TO-DO LIST:
a) Answer these questions from the Article 137 explainer, one per line, marked (i), (ii), (iii):
(i) In what month and year did the Supreme Court apply Article 137 to the Insolvency and Bankruptcy Code 2016?
(ii) What act by a debtor lets Section 18 reset the limitation clock?
(iii) How many articles make up the Schedule of the Limitation Act 1963?
b) Reproduce the Article 137 explainer starting at the words "This explainer unpacks" and ending after "to apply accrues.", substituting "apex court" for "Supreme Court".

SOURCE PASSAGE:
>> start
Limitation Act Article 137: Three-Year Residual Period For Applications With No Specific Limit
Article 137 of the Limitation Act 1963 gives a three-year residual period for applications with no fixed deadline. How the Supreme Court applied it to IBC Sections 7 and 9, plus Section 18 resets.
When a creditor, a company, or a legal heir wants to move a tribunal but cannot find a specific deadline in the rule book, one provision quietly governs the clock: Article 137 of the Schedule to the Limitation Act 1963. It grants three years from the date the right to apply accrues, and it has decided the fate of insolvency petitions worth thousands of crores since the Supreme Court applied it to the Insolvency and Bankruptcy Code 2016 in October 2018.
This explainer unpacks how Article 137 works, what the Supreme Court held in B.K. Educational Services Private Ltd vs Parag Gupta and Associates (2018), and how the three-year residual period interacts with Section 18 of the same Act, which can reset the clock when a debtor acknowledges a debt in writing.
The Statutory Question
The Limitation Act 1963 prescribes time limits for most legal proceedings through a detailed Schedule of 137 articles. Articles 1 to 136 attach specific periods to specific categories of suit, appeal, and application. Article 137, the final entry, is the residual catch-all: it states that for "any other application for which no period of limitation is provided elsewhere in this Division", the limitation period is three years, running from when the right to apply accrues.
The statutory question is deceptively narrow but commercially enormous. When a statute such as the Insolvency and Bankruptcy Code 2016 creates a brand-new right to apply to the National Company Law Tribunal, but is silent on any deadline, does Article 137 step in to impose a three-year cut-off? Or does the new application travel without any limitation at all, letting a creditor revive a debt that defaulted a decade ago? The answer shapes whether time-barred debts of Rs 1 crore or more can be dragged into insolvency.
>> end
GIVEN ENTRIES:
>> start
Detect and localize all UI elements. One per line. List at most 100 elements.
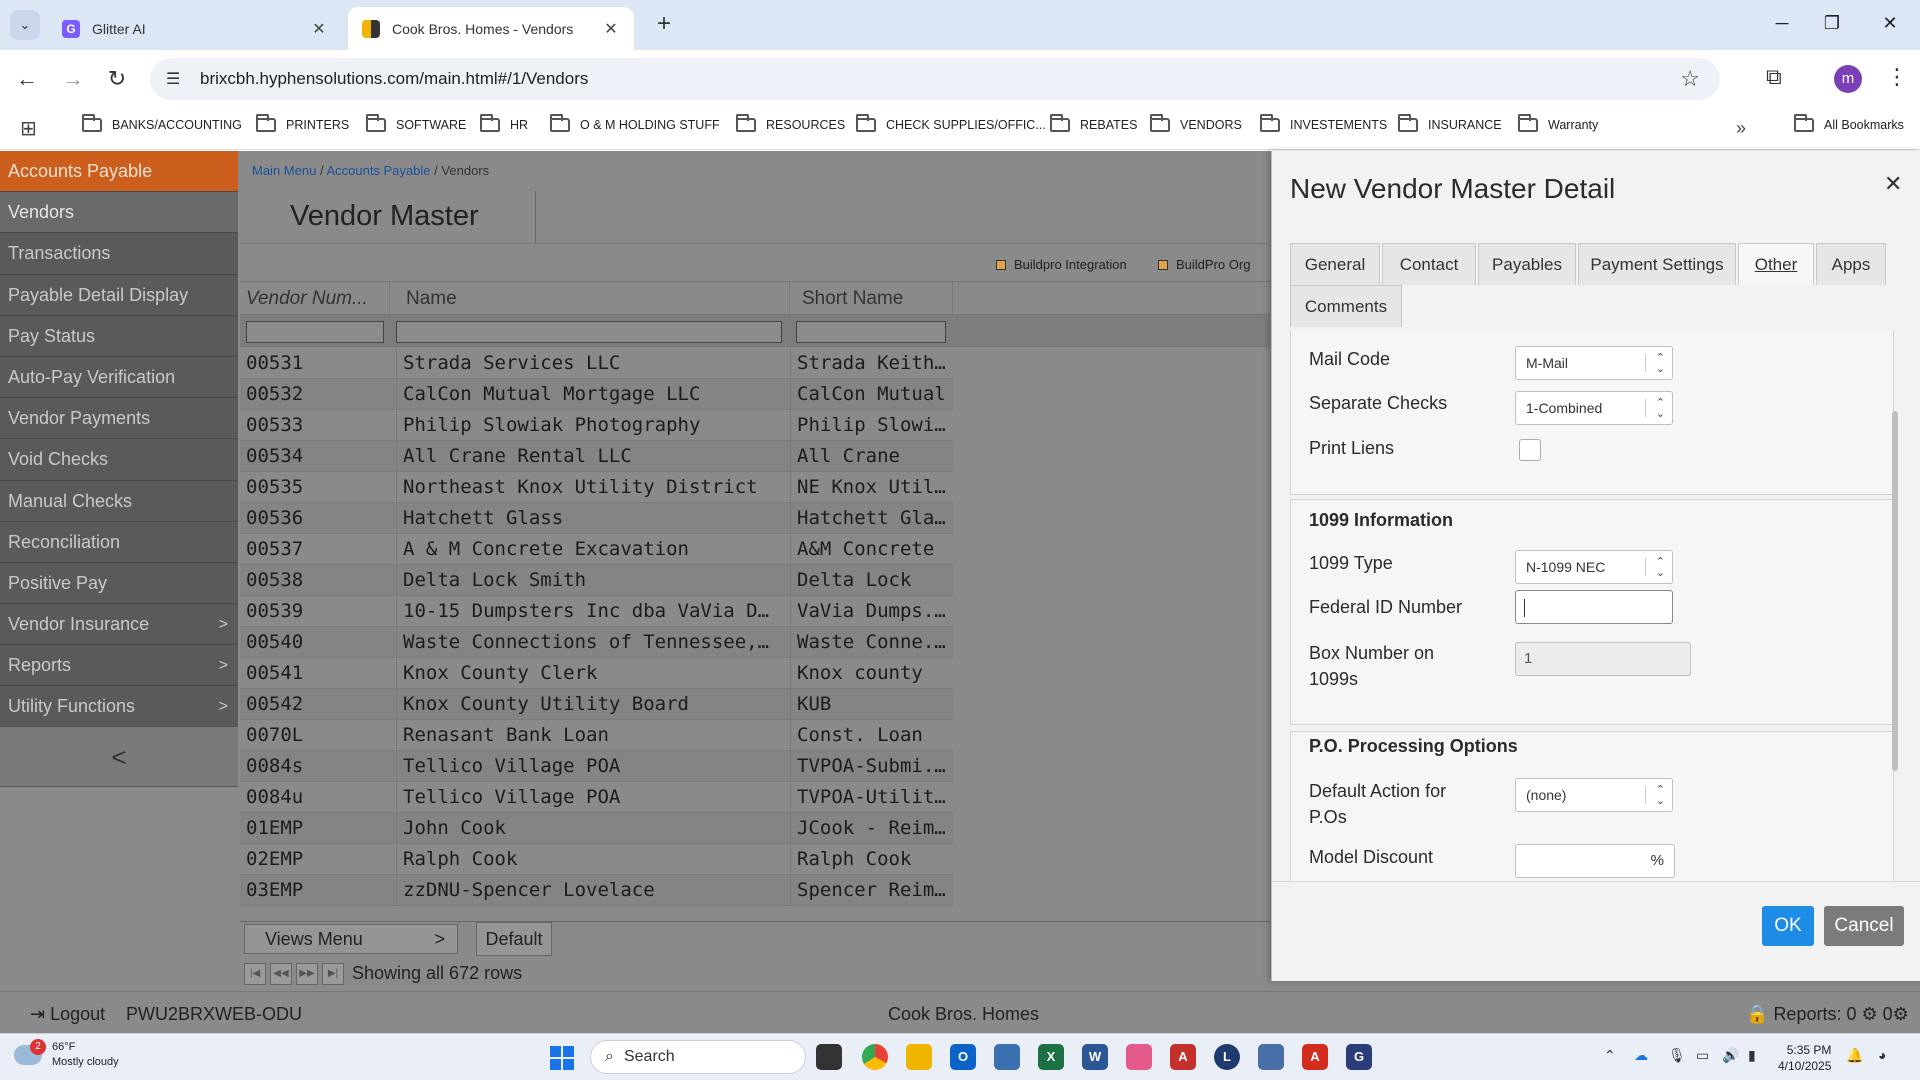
file-explorer-icon[interactable] — [906, 1044, 932, 1070]
acrobat-icon[interactable]: A — [1302, 1044, 1328, 1070]
taskbar-search[interactable]: ⌕ Search — [590, 1040, 806, 1074]
bookmark-star-icon[interactable]: ☆ — [1680, 66, 1700, 92]
table-row[interactable]: 03EMP zzDNU-Spencer Lovelace Spencer Reim.… — [240, 875, 953, 906]
copilot-icon[interactable]: ◕ — [1878, 1047, 1886, 1063]
table-row[interactable]: 00541 Knox County Clerk Knox county — [240, 658, 953, 689]
chevron-up-icon[interactable]: ⌃ — [1604, 1047, 1616, 1064]
tab-payment-settings[interactable]: Payment Settings — [1578, 243, 1736, 285]
word-icon[interactable]: W — [1082, 1044, 1108, 1070]
battery-icon[interactable]: ▮ — [1748, 1047, 1756, 1064]
table-row[interactable]: 00532 CalCon Mutual Mortgage LLC CalCon Mu… — [240, 379, 953, 410]
bookmark-folder[interactable]: O & M HOLDING STUFF — [550, 114, 720, 132]
new-tab-button[interactable]: + — [650, 10, 678, 38]
bookmark-folder[interactable]: PRINTERS — [256, 114, 349, 132]
microphone-icon[interactable]: 🎙 — [1668, 1047, 1686, 1064]
first-page-icon[interactable]: |◀ — [244, 963, 266, 985]
volume-icon[interactable]: 🔊 — [1722, 1047, 1739, 1064]
sidebar-item-vendor-insurance[interactable]: Vendor Insurance > — [0, 604, 238, 646]
box-number-input[interactable]: 1 — [1515, 642, 1691, 676]
table-row[interactable]: 00535 Northeast Knox Utility District NE K… — [240, 472, 953, 503]
url-bar[interactable]: ☰ brixcbh.hyphensolutions.com/main.html#… — [150, 58, 1720, 100]
chrome-icon[interactable] — [862, 1044, 888, 1070]
table-row[interactable]: 00531 Strada Services LLC Strada Keith Po — [240, 348, 953, 379]
extensions-icon[interactable]: ⧉ — [1766, 64, 1782, 90]
windows-start-icon[interactable] — [550, 1046, 574, 1070]
snipping-tool-icon[interactable] — [1126, 1044, 1152, 1070]
views-menu-button[interactable]: Views Menu > — [244, 924, 458, 954]
sidebar-item-payable-detail[interactable]: Payable Detail Display — [0, 275, 238, 316]
table-row[interactable]: 00534 All Crane Rental LLC All Crane — [240, 441, 953, 472]
window-close-button[interactable]: ✕ — [1870, 8, 1910, 38]
print-liens-checkbox[interactable] — [1519, 439, 1541, 461]
weather-widget[interactable]: 2 66°F Mostly cloudy — [14, 1039, 119, 1070]
onedrive-icon[interactable]: ☁ — [1634, 1047, 1648, 1064]
sidebar-item-utility-functions[interactable]: Utility Functions > — [0, 686, 238, 728]
next-page-icon[interactable]: ▶▶ — [296, 963, 318, 985]
previous-page-icon[interactable]: ◀◀ — [270, 963, 292, 985]
network-icon[interactable]: ▭ — [1696, 1047, 1709, 1064]
more-bookmarks-icon[interactable]: » — [1736, 118, 1746, 139]
bookmark-folder[interactable]: VENDORS — [1150, 114, 1242, 132]
table-row[interactable]: 0084s Tellico Village POA TVPOA-Submi... — [240, 751, 953, 782]
table-row[interactable]: 02EMP Ralph Cook Ralph Cook — [240, 844, 953, 875]
table-row[interactable]: 00538 Delta Lock Smith Delta Lock — [240, 565, 953, 596]
sidebar-item-void-checks[interactable]: Void Checks — [0, 439, 238, 481]
calculator-icon[interactable] — [1258, 1044, 1284, 1070]
bookmark-folder[interactable]: RESOURCES — [736, 114, 845, 132]
apps-grid-icon[interactable]: ⊞ — [20, 116, 37, 141]
close-icon[interactable]: ✕ — [310, 19, 328, 39]
maximize-button[interactable]: ❐ — [1812, 8, 1852, 38]
sidebar-item-pay-status[interactable]: Pay Status — [0, 316, 238, 357]
tab-apps[interactable]: Apps — [1816, 243, 1886, 285]
sidebar-item-transactions[interactable]: Transactions — [0, 233, 238, 275]
excel-icon[interactable]: X — [1038, 1044, 1064, 1070]
tab-other[interactable]: Other — [1738, 243, 1814, 285]
minimize-button[interactable]: ─ — [1762, 8, 1802, 38]
table-row[interactable]: 00540 Waste Connections of Tennessee, Inc… — [240, 627, 953, 658]
logout-button[interactable]: ⇥ Logout — [30, 1004, 105, 1025]
buildpro-integration-checkbox[interactable]: Buildpro Integration — [996, 257, 1127, 272]
sidebar-item-vendors[interactable]: Vendors — [0, 192, 238, 234]
tab-search-dropdown[interactable]: ⌄ — [10, 10, 40, 40]
app-icon[interactable]: L — [1214, 1044, 1240, 1070]
table-row[interactable]: 00542 Knox County Utility Board KUB — [240, 689, 953, 720]
table-row[interactable]: 01EMP John Cook JCook - Reim... — [240, 813, 953, 844]
bookmark-folder[interactable]: REBATES — [1050, 114, 1137, 132]
app-icon[interactable] — [994, 1044, 1020, 1070]
profile-avatar[interactable]: m — [1834, 65, 1862, 93]
taskbar-clock[interactable]: 5:35 PM 4/10/2025 — [1778, 1042, 1831, 1074]
reload-button[interactable]: ↻ — [102, 64, 132, 94]
cancel-button[interactable]: Cancel — [1824, 906, 1904, 946]
type-1099-select[interactable]: N-1099 NEC ⌃ ⌄ — [1515, 550, 1673, 584]
sidebar-item-auto-pay[interactable]: Auto-Pay Verification — [0, 357, 238, 399]
bookmark-folder[interactable]: BANKS/ACCOUNTING — [82, 114, 242, 132]
tab-contact[interactable]: Contact — [1382, 243, 1476, 285]
bookmark-folder[interactable]: CHECK SUPPLIES/OFFIC... — [856, 114, 1046, 132]
sidebar-item-accounts-payable[interactable]: Accounts Payable — [0, 151, 238, 193]
column-header-name[interactable]: Name — [390, 282, 790, 316]
table-row[interactable]: 00536 Hatchett Glass Hatchett Glass — [240, 503, 953, 534]
bookmark-folder[interactable]: SOFTWARE — [366, 114, 466, 132]
tab-general[interactable]: General — [1290, 243, 1380, 285]
default-view-button[interactable]: Default — [476, 922, 552, 956]
collapse-sidebar-button[interactable]: < — [0, 726, 238, 786]
table-row[interactable]: 0084u Tellico Village POA TVPOA-Utilities — [240, 782, 953, 813]
ok-button[interactable]: OK — [1762, 906, 1814, 946]
name-filter-input[interactable] — [396, 321, 782, 343]
column-header-short-name[interactable]: Short Name — [790, 282, 953, 316]
federal-id-input[interactable] — [1515, 590, 1673, 624]
table-row[interactable]: 00533 Philip Slowiak Photography Philip Sl… — [240, 410, 953, 441]
table-row[interactable]: 0070L Renasant Bank Loan Const. Loan — [240, 720, 953, 751]
reports-status[interactable]: 🔒 Reports: 0 ⚙ 0⚙ — [1746, 1004, 1909, 1025]
bookmark-folder[interactable]: INVESTEMENTS — [1260, 114, 1387, 132]
outlook-icon[interactable]: O — [950, 1044, 976, 1070]
browser-tab-vendors[interactable]: Cook Bros. Homes - Vendors ✕ — [348, 7, 634, 50]
default-action-select[interactable]: (none) ⌃ ⌄ — [1515, 778, 1673, 812]
close-icon[interactable]: ✕ — [602, 19, 620, 39]
mail-code-select[interactable]: M-Mail ⌃ ⌄ — [1515, 346, 1673, 380]
column-header-vendor-num[interactable]: Vendor Num... — [240, 282, 390, 316]
bookmark-folder[interactable]: HR — [480, 114, 528, 132]
browser-tab-glitter[interactable]: G Glitter AI ✕ — [48, 7, 342, 50]
browser-menu-icon[interactable]: ⋮ — [1886, 64, 1908, 90]
tab-payables[interactable]: Payables — [1478, 243, 1576, 285]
>> end
THE REPLIES:
a)
(i) October 2018
(ii) Acknowledging a debt in writing
(iii) 137

b)
This explainer unpacks how Article 137 works, what the apex court held in B.K. Educational Services Private Ltd vs Parag Gupta and Associates (2018), and how the three-year residual period interacts with Section 18 of the same Act, which can reset the clock when a debtor acknowledges a debt in writing.
The Statutory Question
The Limitation Act 1963 prescribes time limits for most legal proceedings through a detailed Schedule of 137 articles. Articles 1 to 136 attach specific periods to specific categories of suit, appeal, and application. Article 137, the final entry, is the residual catch-all: it states that for "any other application for which no period of limitation is provided elsewhere in this Division", the limitation period is three years, running from when the right to apply accrues.